[Stored records]
• • •

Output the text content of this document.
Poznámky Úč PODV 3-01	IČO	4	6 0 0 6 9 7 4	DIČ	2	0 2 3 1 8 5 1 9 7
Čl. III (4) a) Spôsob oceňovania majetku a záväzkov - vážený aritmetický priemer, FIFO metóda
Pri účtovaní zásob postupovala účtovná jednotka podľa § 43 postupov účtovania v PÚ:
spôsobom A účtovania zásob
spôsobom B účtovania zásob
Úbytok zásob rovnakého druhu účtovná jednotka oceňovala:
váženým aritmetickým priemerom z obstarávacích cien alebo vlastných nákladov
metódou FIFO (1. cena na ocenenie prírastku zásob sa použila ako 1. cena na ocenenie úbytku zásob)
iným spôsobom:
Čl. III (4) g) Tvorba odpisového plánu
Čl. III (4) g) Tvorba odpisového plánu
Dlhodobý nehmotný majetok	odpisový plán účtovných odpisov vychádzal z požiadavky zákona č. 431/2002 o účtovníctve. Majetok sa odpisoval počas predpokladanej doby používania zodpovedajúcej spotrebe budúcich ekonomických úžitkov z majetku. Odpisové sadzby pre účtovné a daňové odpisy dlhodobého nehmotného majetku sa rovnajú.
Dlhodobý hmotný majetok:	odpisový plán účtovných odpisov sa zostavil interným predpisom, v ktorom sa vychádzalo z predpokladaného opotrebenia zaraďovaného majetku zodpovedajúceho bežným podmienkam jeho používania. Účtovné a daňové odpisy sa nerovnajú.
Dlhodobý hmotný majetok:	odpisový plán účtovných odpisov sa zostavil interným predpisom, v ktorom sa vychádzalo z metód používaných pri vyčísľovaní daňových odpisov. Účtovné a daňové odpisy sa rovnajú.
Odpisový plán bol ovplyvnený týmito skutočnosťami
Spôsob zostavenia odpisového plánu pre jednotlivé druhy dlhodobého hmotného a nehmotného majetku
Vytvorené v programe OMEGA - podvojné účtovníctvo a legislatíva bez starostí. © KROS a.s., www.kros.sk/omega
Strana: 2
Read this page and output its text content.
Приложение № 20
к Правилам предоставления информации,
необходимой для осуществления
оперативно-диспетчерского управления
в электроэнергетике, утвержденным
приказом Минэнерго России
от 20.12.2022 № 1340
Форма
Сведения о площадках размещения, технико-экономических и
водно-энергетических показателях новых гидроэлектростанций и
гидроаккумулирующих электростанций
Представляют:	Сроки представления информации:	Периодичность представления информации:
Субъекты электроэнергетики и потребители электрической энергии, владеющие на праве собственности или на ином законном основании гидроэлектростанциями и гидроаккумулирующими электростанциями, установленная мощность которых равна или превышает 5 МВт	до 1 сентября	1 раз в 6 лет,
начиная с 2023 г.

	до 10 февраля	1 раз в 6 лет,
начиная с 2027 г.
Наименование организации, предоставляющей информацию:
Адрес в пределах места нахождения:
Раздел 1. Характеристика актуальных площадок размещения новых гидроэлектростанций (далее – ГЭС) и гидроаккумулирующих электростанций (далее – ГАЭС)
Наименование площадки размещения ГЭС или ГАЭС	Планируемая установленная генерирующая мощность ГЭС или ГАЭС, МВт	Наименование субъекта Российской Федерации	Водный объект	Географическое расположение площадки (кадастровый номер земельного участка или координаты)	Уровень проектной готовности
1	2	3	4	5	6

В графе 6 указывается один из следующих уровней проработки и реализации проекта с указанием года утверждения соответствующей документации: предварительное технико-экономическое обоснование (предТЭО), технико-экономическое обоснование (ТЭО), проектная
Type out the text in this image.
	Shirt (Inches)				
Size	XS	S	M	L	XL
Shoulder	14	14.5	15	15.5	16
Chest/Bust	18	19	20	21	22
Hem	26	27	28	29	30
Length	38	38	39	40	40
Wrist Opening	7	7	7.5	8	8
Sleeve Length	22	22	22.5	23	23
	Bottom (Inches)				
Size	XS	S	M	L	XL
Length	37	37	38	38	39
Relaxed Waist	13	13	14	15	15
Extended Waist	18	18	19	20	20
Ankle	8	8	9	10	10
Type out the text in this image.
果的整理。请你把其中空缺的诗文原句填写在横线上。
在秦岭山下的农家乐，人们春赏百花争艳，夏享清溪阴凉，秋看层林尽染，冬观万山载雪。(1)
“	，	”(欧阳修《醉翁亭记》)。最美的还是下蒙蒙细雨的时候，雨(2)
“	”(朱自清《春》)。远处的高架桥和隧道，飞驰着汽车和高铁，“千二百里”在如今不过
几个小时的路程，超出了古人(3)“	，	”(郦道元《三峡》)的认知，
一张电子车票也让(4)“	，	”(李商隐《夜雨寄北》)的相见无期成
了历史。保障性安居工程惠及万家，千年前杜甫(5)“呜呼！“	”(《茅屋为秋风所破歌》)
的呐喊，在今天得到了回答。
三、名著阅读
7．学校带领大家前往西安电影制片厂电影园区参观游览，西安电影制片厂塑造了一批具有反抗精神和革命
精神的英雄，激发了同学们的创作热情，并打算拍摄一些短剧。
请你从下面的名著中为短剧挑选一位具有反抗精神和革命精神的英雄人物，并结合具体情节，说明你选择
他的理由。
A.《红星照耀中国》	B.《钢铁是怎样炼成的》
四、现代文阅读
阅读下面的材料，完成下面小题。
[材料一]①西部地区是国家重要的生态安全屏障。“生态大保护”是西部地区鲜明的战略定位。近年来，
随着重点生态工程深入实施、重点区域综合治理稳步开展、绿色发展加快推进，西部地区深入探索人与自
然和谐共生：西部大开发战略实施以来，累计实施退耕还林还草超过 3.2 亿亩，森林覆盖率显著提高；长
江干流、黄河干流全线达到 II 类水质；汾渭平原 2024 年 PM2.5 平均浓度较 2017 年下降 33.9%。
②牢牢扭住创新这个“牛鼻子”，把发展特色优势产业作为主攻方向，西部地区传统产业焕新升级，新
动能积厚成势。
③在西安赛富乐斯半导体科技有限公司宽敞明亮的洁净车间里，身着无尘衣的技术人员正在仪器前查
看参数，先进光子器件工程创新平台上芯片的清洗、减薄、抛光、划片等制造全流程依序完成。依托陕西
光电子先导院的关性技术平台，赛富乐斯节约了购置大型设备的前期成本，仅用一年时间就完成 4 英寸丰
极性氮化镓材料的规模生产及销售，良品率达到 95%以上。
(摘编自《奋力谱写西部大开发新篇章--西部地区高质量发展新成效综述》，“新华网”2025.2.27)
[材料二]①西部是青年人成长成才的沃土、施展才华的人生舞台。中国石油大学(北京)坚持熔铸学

• • •

WHAT TO DO: The records above should be restated word for word, please.

CORRECT OUTPUT:
Output the text content of this document.
Poznámky Úč PODV 3-01	IČO	4	6 0 0 6 9 7 4	DIČ	2	0 2 3 1 8 5 1 9 7
Čl. III (4) a) Spôsob oceňovania majetku a záväzkov - vážený aritmetický priemer, FIFO metóda
Pri účtovaní zásob postupovala účtovná jednotka podľa § 43 postupov účtovania v PÚ:
spôsobom A účtovania zásob
spôsobom B účtovania zásob
Úbytok zásob rovnakého druhu účtovná jednotka oceňovala:
váženým aritmetickým priemerom z obstarávacích cien alebo vlastných nákladov
metódou FIFO (1. cena na ocenenie prírastku zásob sa použila ako 1. cena na ocenenie úbytku zásob)
iným spôsobom:
Čl. III (4) g) Tvorba odpisového plánu
Čl. III (4) g) Tvorba odpisového plánu
Dlhodobý nehmotný majetok	odpisový plán účtovných odpisov vychádzal z požiadavky zákona č. 431/2002 o účtovníctve. Majetok sa odpisoval počas predpokladanej doby používania zodpovedajúcej spotrebe budúcich ekonomických úžitkov z majetku. Odpisové sadzby pre účtovné a daňové odpisy dlhodobého nehmotného majetku sa rovnajú.
Dlhodobý hmotný majetok:	odpisový plán účtovných odpisov sa zostavil interným predpisom, v ktorom sa vychádzalo z predpokladaného opotrebenia zaraďovaného majetku zodpovedajúceho bežným podmienkam jeho používania. Účtovné a daňové odpisy sa nerovnajú.
Dlhodobý hmotný majetok:	odpisový plán účtovných odpisov sa zostavil interným predpisom, v ktorom sa vychádzalo z metód používaných pri vyčísľovaní daňových odpisov. Účtovné a daňové odpisy sa rovnajú.
Odpisový plán bol ovplyvnený týmito skutočnosťami
Spôsob zostavenia odpisového plánu pre jednotlivé druhy dlhodobého hmotného a nehmotného majetku
Vytvorené v programe OMEGA - podvojné účtovníctvo a legislatíva bez starostí. © KROS a.s., www.kros.sk/omega
Strana: 2
Read this page and output its text content.
Приложение № 20
к Правилам предоставления информации,
необходимой для осуществления
оперативно-диспетчерского управления
в электроэнергетике, утвержденным
приказом Минэнерго России
от 20.12.2022 № 1340
Форма
Сведения о площадках размещения, технико-экономических и
водно-энергетических показателях новых гидроэлектростанций и
гидроаккумулирующих электростанций
Представляют:	Сроки представления информации:	Периодичность представления информации:
Субъекты электроэнергетики и потребители электрической энергии, владеющие на праве собственности или на ином законном основании гидроэлектростанциями и гидроаккумулирующими электростанциями, установленная мощность которых равна или превышает 5 МВт	до 1 сентября	1 раз в 6 лет,
начиная с 2023 г.

	до 10 февраля	1 раз в 6 лет,
начиная с 2027 г.
Наименование организации, предоставляющей информацию:
Адрес в пределах места нахождения:
Раздел 1. Характеристика актуальных площадок размещения новых гидроэлектростанций (далее – ГЭС) и гидроаккумулирующих электростанций (далее – ГАЭС)
Наименование площадки размещения ГЭС или ГАЭС	Планируемая установленная генерирующая мощность ГЭС или ГАЭС, МВт	Наименование субъекта Российской Федерации	Водный объект	Географическое расположение площадки (кадастровый номер земельного участка или координаты)	Уровень проектной готовности
1	2	3	4	5	6

В графе 6 указывается один из следующих уровней проработки и реализации проекта с указанием года утверждения соответствующей документации: предварительное технико-экономическое обоснование (предТЭО), технико-экономическое обоснование (ТЭО), проектная
Type out the text in this image.
	Shirt (Inches)				
Size	XS	S	M	L	XL
Shoulder	14	14.5	15	15.5	16
Chest/Bust	18	19	20	21	22
Hem	26	27	28	29	30
Length	38	38	39	40	40
Wrist Opening	7	7	7.5	8	8
Sleeve Length	22	22	22.5	23	23
	Bottom (Inches)				
Size	XS	S	M	L	XL
Length	37	37	38	38	39
Relaxed Waist	13	13	14	15	15
Extended Waist	18	18	19	20	20
Ankle	8	8	9	10	10
Type out the text in this image.
果的整理。请你把其中空缺的诗文原句填写在横线上。
在秦岭山下的农家乐，人们春赏百花争艳，夏享清溪阴凉，秋看层林尽染，冬观万山载雪。(1)
“	，	”(欧阳修《醉翁亭记》)。最美的还是下蒙蒙细雨的时候，雨(2)
“	”(朱自清《春》)。远处的高架桥和隧道，飞驰着汽车和高铁，“千二百里”在如今不过
几个小时的路程，超出了古人(3)“	，	”(郦道元《三峡》)的认知，
一张电子车票也让(4)“	，	”(李商隐《夜雨寄北》)的相见无期成
了历史。保障性安居工程惠及万家，千年前杜甫(5)“呜呼！“	”(《茅屋为秋风所破歌》)
的呐喊，在今天得到了回答。
三、名著阅读
7．学校带领大家前往西安电影制片厂电影园区参观游览，西安电影制片厂塑造了一批具有反抗精神和革命
精神的英雄，激发了同学们的创作热情，并打算拍摄一些短剧。
请你从下面的名著中为短剧挑选一位具有反抗精神和革命精神的英雄人物，并结合具体情节，说明你选择
他的理由。
A.《红星照耀中国》	B.《钢铁是怎样炼成的》
四、现代文阅读
阅读下面的材料，完成下面小题。
[材料一]①西部地区是国家重要的生态安全屏障。“生态大保护”是西部地区鲜明的战略定位。近年来，
随着重点生态工程深入实施、重点区域综合治理稳步开展、绿色发展加快推进，西部地区深入探索人与自
然和谐共生：西部大开发战略实施以来，累计实施退耕还林还草超过 3.2 亿亩，森林覆盖率显著提高；长
江干流、黄河干流全线达到 II 类水质；汾渭平原 2024 年 PM2.5 平均浓度较 2017 年下降 33.9%。
②牢牢扭住创新这个“牛鼻子”，把发展特色优势产业作为主攻方向，西部地区传统产业焕新升级，新
动能积厚成势。
③在西安赛富乐斯半导体科技有限公司宽敞明亮的洁净车间里，身着无尘衣的技术人员正在仪器前查
看参数，先进光子器件工程创新平台上芯片的清洗、减薄、抛光、划片等制造全流程依序完成。依托陕西
光电子先导院的关性技术平台，赛富乐斯节约了购置大型设备的前期成本，仅用一年时间就完成 4 英寸丰
极性氮化镓材料的规模生产及销售，良品率达到 95%以上。
(摘编自《奋力谱写西部大开发新篇章--西部地区高质量发展新成效综述》，“新华网”2025.2.27)
[材料二]①西部是青年人成长成才的沃土、施展才华的人生舞台。中国石油大学(北京)坚持熔铸学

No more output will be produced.